**PROBLEM TO WORK ON:** Will you transcribe the entries that follow, exactly and in full?

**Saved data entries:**
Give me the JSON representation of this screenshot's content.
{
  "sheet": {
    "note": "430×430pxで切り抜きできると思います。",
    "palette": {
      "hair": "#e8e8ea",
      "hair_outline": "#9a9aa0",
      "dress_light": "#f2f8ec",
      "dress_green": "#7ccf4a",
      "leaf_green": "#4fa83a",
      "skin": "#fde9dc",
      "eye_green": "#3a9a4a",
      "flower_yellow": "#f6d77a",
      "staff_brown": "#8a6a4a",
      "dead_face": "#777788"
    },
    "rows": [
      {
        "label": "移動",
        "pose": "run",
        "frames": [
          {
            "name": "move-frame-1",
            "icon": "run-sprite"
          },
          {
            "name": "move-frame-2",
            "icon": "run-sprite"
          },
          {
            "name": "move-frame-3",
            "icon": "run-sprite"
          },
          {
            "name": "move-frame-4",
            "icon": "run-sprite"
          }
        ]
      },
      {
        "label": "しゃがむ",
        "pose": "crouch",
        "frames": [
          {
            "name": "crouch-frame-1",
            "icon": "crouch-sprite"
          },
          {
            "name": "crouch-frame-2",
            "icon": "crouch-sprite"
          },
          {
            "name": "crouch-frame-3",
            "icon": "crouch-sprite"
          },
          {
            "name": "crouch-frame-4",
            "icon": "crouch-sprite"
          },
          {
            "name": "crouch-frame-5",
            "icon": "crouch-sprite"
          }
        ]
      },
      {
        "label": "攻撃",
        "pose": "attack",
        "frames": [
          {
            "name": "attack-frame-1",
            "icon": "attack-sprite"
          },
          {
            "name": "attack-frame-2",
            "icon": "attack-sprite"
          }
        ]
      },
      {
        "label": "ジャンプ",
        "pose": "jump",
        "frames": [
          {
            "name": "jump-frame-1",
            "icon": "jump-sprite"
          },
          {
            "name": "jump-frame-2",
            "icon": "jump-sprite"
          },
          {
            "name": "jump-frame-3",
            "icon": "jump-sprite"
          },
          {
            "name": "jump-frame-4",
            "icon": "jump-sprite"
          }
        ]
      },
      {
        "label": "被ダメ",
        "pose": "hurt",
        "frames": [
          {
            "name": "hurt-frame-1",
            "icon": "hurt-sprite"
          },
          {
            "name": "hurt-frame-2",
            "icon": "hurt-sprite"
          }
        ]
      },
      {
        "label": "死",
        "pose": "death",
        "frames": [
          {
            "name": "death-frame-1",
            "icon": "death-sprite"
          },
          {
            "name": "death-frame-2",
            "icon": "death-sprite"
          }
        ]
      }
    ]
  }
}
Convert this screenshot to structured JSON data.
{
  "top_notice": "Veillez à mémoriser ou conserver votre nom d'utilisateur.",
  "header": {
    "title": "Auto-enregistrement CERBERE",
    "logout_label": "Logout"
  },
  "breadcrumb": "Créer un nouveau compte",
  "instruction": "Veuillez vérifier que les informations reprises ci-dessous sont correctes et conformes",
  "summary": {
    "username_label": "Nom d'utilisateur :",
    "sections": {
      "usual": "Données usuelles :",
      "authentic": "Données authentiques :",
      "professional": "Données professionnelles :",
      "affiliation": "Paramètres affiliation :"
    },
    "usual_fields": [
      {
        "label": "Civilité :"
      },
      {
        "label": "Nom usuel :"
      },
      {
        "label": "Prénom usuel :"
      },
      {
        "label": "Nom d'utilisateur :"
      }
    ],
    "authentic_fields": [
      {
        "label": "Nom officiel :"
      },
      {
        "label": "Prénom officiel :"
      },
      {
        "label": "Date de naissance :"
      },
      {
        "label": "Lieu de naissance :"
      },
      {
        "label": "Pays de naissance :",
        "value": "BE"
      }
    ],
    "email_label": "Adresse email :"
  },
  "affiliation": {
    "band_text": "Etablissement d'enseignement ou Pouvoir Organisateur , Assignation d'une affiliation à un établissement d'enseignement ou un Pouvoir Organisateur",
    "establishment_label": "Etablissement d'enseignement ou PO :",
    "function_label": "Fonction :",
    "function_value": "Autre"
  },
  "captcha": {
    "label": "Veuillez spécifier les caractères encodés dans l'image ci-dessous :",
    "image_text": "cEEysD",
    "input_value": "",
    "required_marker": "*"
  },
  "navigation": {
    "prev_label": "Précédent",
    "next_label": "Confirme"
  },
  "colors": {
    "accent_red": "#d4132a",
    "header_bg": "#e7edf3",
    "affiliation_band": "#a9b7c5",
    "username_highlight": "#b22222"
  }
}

**FINAL ANSWER:**
Give me the JSON representation of this screenshot's content.
{
  "sheet": {
    "note": "430×430pxで切り抜きできると思います。",
    "palette": {
      "hair": "#e8e8ea",
      "hair_outline": "#9a9aa0",
      "dress_light": "#f2f8ec",
      "dress_green": "#7ccf4a",
      "leaf_green": "#4fa83a",
      "skin": "#fde9dc",
      "eye_green": "#3a9a4a",
      "flower_yellow": "#f6d77a",
      "staff_brown": "#8a6a4a",
      "dead_face": "#777788"
    },
    "rows": [
      {
        "label": "移動",
        "pose": "run",
        "frames": [
          {
            "name": "move-frame-1",
            "icon": "run-sprite"
          },
          {
            "name": "move-frame-2",
            "icon": "run-sprite"
          },
          {
            "name": "move-frame-3",
            "icon": "run-sprite"
          },
          {
            "name": "move-frame-4",
            "icon": "run-sprite"
          }
        ]
      },
      {
        "label": "しゃがむ",
        "pose": "crouch",
        "frames": [
          {
            "name": "crouch-frame-1",
            "icon": "crouch-sprite"
          },
          {
            "name": "crouch-frame-2",
            "icon": "crouch-sprite"
          },
          {
            "name": "crouch-frame-3",
            "icon": "crouch-sprite"
          },
          {
            "name": "crouch-frame-4",
            "icon": "crouch-sprite"
          },
          {
            "name": "crouch-frame-5",
            "icon": "crouch-sprite"
          }
        ]
      },
      {
        "label": "攻撃",
        "pose": "attack",
        "frames": [
          {
            "name": "attack-frame-1",
            "icon": "attack-sprite"
          },
          {
            "name": "attack-frame-2",
            "icon": "attack-sprite"
          }
        ]
      },
      {
        "label": "ジャンプ",
        "pose": "jump",
        "frames": [
          {
            "name": "jump-frame-1",
            "icon": "jump-sprite"
          },
          {
            "name": "jump-frame-2",
            "icon": "jump-sprite"
          },
          {
            "name": "jump-frame-3",
            "icon": "jump-sprite"
          },
          {
            "name": "jump-frame-4",
            "icon": "jump-sprite"
          }
        ]
      },
      {
        "label": "被ダメ",
        "pose": "hurt",
        "frames": [
          {
            "name": "hurt-frame-1",
            "icon": "hurt-sprite"
          },
          {
            "name": "hurt-frame-2",
            "icon": "hurt-sprite"
          }
        ]
      },
      {
        "label": "死",
        "pose": "death",
        "frames": [
          {
            "name": "death-frame-1",
            "icon": "death-sprite"
          },
          {
            "name": "death-frame-2",
            "icon": "death-sprite"
          }
        ]
      }
    ]
  }
}
Convert this screenshot to structured JSON data.
{
  "top_notice": "Veillez à mémoriser ou conserver votre nom d'utilisateur.",
  "header": {
    "title": "Auto-enregistrement CERBERE",
    "logout_label": "Logout"
  },
  "breadcrumb": "Créer un nouveau compte",
  "instruction": "Veuillez vérifier que les informations reprises ci-dessous sont correctes et conformes",
  "summary": {
    "username_label": "Nom d'utilisateur :",
    "sections": {
      "usual": "Données usuelles :",
      "authentic": "Données authentiques :",
      "professional": "Données professionnelles :",
      "affiliation": "Paramètres affiliation :"
    },
    "usual_fields": [
      {
        "label": "Civilité :"
      },
      {
        "label": "Nom usuel :"
      },
      {
        "label": "Prénom usuel :"
      },
      {
        "label": "Nom d'utilisateur :"
      }
    ],
    "authentic_fields": [
      {
        "label": "Nom officiel :"
      },
      {
        "label": "Prénom officiel :"
      },
      {
        "label": "Date de naissance :"
      },
      {
        "label": "Lieu de naissance :"
      },
      {
        "label": "Pays de naissance :",
        "value": "BE"
      }
    ],
    "email_label": "Adresse email :"
  },
  "affiliation": {
    "band_text": "Etablissement d'enseignement ou Pouvoir Organisateur , Assignation d'une affiliation à un établissement d'enseignement ou un Pouvoir Organisateur",
    "establishment_label": "Etablissement d'enseignement ou PO :",
    "function_label": "Fonction :",
    "function_value": "Autre"
  },
  "captcha": {
    "label": "Veuillez spécifier les caractères encodés dans l'image ci-dessous :",
    "image_text": "cEEysD",
    "input_value": "",
    "required_marker": "*"
  },
  "navigation": {
    "prev_label": "Précédent",
    "next_label": "Confirme"
  },
  "colors": {
    "accent_red": "#d4132a",
    "header_bg": "#e7edf3",
    "affiliation_band": "#a9b7c5",
    "username_highlight": "#b22222"
  }
}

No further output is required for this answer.